• GIVEN PROBLEM
Transcribe the records below exactly.

• STORED ROWS
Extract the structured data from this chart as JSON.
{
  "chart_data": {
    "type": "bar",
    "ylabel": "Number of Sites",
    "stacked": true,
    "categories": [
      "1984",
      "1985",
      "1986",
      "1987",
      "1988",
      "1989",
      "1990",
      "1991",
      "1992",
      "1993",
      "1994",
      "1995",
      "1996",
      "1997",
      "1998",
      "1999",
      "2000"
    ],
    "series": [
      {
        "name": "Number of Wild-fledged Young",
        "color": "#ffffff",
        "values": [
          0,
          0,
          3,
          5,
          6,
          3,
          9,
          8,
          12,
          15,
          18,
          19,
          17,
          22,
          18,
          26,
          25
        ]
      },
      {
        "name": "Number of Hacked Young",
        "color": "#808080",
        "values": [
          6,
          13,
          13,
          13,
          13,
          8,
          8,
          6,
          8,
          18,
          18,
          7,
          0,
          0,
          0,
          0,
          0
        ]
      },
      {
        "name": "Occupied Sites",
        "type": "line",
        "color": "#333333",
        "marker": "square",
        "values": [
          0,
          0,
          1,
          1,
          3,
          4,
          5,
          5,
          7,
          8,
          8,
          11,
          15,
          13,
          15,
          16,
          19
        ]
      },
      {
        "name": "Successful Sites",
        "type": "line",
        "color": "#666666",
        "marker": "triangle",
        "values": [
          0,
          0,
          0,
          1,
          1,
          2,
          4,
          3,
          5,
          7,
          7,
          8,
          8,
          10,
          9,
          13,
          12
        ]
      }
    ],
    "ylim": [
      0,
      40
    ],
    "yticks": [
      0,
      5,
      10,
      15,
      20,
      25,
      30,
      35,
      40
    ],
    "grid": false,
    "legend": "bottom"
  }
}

• THE ANSWER
Extract the structured data from this chart as JSON.
{
  "chart_data": {
    "type": "bar",
    "ylabel": "Number of Sites",
    "stacked": true,
    "categories": [
      "1984",
      "1985",
      "1986",
      "1987",
      "1988",
      "1989",
      "1990",
      "1991",
      "1992",
      "1993",
      "1994",
      "1995",
      "1996",
      "1997",
      "1998",
      "1999",
      "2000"
    ],
    "series": [
      {
        "name": "Number of Wild-fledged Young",
        "color": "#ffffff",
        "values": [
          0,
          0,
          3,
          5,
          6,
          3,
          9,
          8,
          12,
          15,
          18,
          19,
          17,
          22,
          18,
          26,
          25
        ]
      },
      {
        "name": "Number of Hacked Young",
        "color": "#808080",
        "values": [
          6,
          13,
          13,
          13,
          13,
          8,
          8,
          6,
          8,
          18,
          18,
          7,
          0,
          0,
          0,
          0,
          0
        ]
      },
      {
        "name": "Occupied Sites",
        "type": "line",
        "color": "#333333",
        "marker": "square",
        "values": [
          0,
          0,
          1,
          1,
          3,
          4,
          5,
          5,
          7,
          8,
          8,
          11,
          15,
          13,
          15,
          16,
          19
        ]
      },
      {
        "name": "Successful Sites",
        "type": "line",
        "color": "#666666",
        "marker": "triangle",
        "values": [
          0,
          0,
          0,
          1,
          1,
          2,
          4,
          3,
          5,
          7,
          7,
          8,
          8,
          10,
          9,
          13,
          12
        ]
      }
    ],
    "ylim": [
      0,
      40
    ],
    "yticks": [
      0,
      5,
      10,
      15,
      20,
      25,
      30,
      35,
      40
    ],
    "grid": false,
    "legend": "bottom"
  }
}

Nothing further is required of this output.